___ Stored data
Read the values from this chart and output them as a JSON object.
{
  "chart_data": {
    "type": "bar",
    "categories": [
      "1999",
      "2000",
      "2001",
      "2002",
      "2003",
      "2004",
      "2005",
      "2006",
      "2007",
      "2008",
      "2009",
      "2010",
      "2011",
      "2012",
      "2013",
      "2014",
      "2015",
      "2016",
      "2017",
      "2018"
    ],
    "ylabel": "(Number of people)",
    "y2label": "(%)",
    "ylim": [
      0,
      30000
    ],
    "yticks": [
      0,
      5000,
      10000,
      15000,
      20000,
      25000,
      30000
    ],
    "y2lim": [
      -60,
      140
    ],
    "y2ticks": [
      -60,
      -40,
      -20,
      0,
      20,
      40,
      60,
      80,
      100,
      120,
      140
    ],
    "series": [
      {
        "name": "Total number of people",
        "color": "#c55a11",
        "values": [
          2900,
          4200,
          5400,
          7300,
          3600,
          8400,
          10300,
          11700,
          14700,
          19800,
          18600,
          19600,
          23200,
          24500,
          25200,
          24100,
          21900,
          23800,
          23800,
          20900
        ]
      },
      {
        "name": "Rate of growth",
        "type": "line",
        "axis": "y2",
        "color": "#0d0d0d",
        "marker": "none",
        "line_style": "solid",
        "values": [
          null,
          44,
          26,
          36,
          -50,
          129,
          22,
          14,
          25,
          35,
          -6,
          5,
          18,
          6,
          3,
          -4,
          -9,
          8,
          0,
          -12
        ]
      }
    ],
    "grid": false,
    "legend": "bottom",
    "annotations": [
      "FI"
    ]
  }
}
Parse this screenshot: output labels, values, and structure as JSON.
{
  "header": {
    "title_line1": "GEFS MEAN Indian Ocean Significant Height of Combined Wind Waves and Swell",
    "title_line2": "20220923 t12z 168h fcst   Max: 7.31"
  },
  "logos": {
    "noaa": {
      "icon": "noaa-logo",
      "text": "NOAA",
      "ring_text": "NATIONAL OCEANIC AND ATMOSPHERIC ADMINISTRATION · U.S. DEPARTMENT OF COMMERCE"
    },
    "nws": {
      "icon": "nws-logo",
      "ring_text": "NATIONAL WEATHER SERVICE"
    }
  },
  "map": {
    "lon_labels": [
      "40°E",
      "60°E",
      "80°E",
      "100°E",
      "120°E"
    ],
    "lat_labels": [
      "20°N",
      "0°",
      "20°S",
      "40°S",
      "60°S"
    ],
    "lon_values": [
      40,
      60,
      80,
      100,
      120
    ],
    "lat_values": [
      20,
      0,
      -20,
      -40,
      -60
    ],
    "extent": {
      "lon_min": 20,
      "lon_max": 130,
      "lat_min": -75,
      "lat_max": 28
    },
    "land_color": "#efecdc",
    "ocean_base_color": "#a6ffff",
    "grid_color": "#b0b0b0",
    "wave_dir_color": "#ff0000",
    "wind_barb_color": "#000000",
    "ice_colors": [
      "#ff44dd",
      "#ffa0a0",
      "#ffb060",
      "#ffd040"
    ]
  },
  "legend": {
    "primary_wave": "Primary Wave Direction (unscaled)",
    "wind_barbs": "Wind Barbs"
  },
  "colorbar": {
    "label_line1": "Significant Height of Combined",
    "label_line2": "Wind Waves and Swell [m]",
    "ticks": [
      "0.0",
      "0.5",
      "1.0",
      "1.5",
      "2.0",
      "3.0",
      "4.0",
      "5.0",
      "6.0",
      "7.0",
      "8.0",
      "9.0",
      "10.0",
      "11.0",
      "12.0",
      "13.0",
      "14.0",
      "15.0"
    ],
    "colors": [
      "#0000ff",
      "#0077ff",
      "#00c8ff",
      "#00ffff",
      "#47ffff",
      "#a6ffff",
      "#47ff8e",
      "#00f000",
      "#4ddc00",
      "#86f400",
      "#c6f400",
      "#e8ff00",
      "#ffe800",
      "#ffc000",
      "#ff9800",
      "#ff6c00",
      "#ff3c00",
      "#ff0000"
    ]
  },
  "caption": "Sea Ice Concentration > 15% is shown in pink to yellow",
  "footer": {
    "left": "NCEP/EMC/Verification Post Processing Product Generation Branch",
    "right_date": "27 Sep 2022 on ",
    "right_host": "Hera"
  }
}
______
Direction ::
Extract the data exactly as given.

Written solution ::
Read the values from this chart and output them as a JSON object.
{
  "chart_data": {
    "type": "bar",
    "categories": [
      "1999",
      "2000",
      "2001",
      "2002",
      "2003",
      "2004",
      "2005",
      "2006",
      "2007",
      "2008",
      "2009",
      "2010",
      "2011",
      "2012",
      "2013",
      "2014",
      "2015",
      "2016",
      "2017",
      "2018"
    ],
    "ylabel": "(Number of people)",
    "y2label": "(%)",
    "ylim": [
      0,
      30000
    ],
    "yticks": [
      0,
      5000,
      10000,
      15000,
      20000,
      25000,
      30000
    ],
    "y2lim": [
      -60,
      140
    ],
    "y2ticks": [
      -60,
      -40,
      -20,
      0,
      20,
      40,
      60,
      80,
      100,
      120,
      140
    ],
    "series": [
      {
        "name": "Total number of people",
        "color": "#c55a11",
        "values": [
          2900,
          4200,
          5400,
          7300,
          3600,
          8400,
          10300,
          11700,
          14700,
          19800,
          18600,
          19600,
          23200,
          24500,
          25200,
          24100,
          21900,
          23800,
          23800,
          20900
        ]
      },
      {
        "name": "Rate of growth",
        "type": "line",
        "axis": "y2",
        "color": "#0d0d0d",
        "marker": "none",
        "line_style": "solid",
        "values": [
          null,
          44,
          26,
          36,
          -50,
          129,
          22,
          14,
          25,
          35,
          -6,
          5,
          18,
          6,
          3,
          -4,
          -9,
          8,
          0,
          -12
        ]
      }
    ],
    "grid": false,
    "legend": "bottom",
    "annotations": [
      "FI"
    ]
  }
}
Parse this screenshot: output labels, values, and structure as JSON.
{
  "header": {
    "title_line1": "GEFS MEAN Indian Ocean Significant Height of Combined Wind Waves and Swell",
    "title_line2": "20220923 t12z 168h fcst   Max: 7.31"
  },
  "logos": {
    "noaa": {
      "icon": "noaa-logo",
      "text": "NOAA",
      "ring_text": "NATIONAL OCEANIC AND ATMOSPHERIC ADMINISTRATION · U.S. DEPARTMENT OF COMMERCE"
    },
    "nws": {
      "icon": "nws-logo",
      "ring_text": "NATIONAL WEATHER SERVICE"
    }
  },
  "map": {
    "lon_labels": [
      "40°E",
      "60°E",
      "80°E",
      "100°E",
      "120°E"
    ],
    "lat_labels": [
      "20°N",
      "0°",
      "20°S",
      "40°S",
      "60°S"
    ],
    "lon_values": [
      40,
      60,
      80,
      100,
      120
    ],
    "lat_values": [
      20,
      0,
      -20,
      -40,
      -60
    ],
    "extent": {
      "lon_min": 20,
      "lon_max": 130,
      "lat_min": -75,
      "lat_max": 28
    },
    "land_color": "#efecdc",
    "ocean_base_color": "#a6ffff",
    "grid_color": "#b0b0b0",
    "wave_dir_color": "#ff0000",
    "wind_barb_color": "#000000",
    "ice_colors": [
      "#ff44dd",
      "#ffa0a0",
      "#ffb060",
      "#ffd040"
    ]
  },
  "legend": {
    "primary_wave": "Primary Wave Direction (unscaled)",
    "wind_barbs": "Wind Barbs"
  },
  "colorbar": {
    "label_line1": "Significant Height of Combined",
    "label_line2": "Wind Waves and Swell [m]",
    "ticks": [
      "0.0",
      "0.5",
      "1.0",
      "1.5",
      "2.0",
      "3.0",
      "4.0",
      "5.0",
      "6.0",
      "7.0",
      "8.0",
      "9.0",
      "10.0",
      "11.0",
      "12.0",
      "13.0",
      "14.0",
      "15.0"
    ],
    "colors": [
      "#0000ff",
      "#0077ff",
      "#00c8ff",
      "#00ffff",
      "#47ffff",
      "#a6ffff",
      "#47ff8e",
      "#00f000",
      "#4ddc00",
      "#86f400",
      "#c6f400",
      "#e8ff00",
      "#ffe800",
      "#ffc000",
      "#ff9800",
      "#ff6c00",
      "#ff3c00",
      "#ff0000"
    ]
  },
  "caption": "Sea Ice Concentration > 15% is shown in pink to yellow",
  "footer": {
    "left": "NCEP/EMC/Verification Post Processing Product Generation Branch",
    "right_date": "27 Sep 2022 on ",
    "right_host": "Hera"
  }
}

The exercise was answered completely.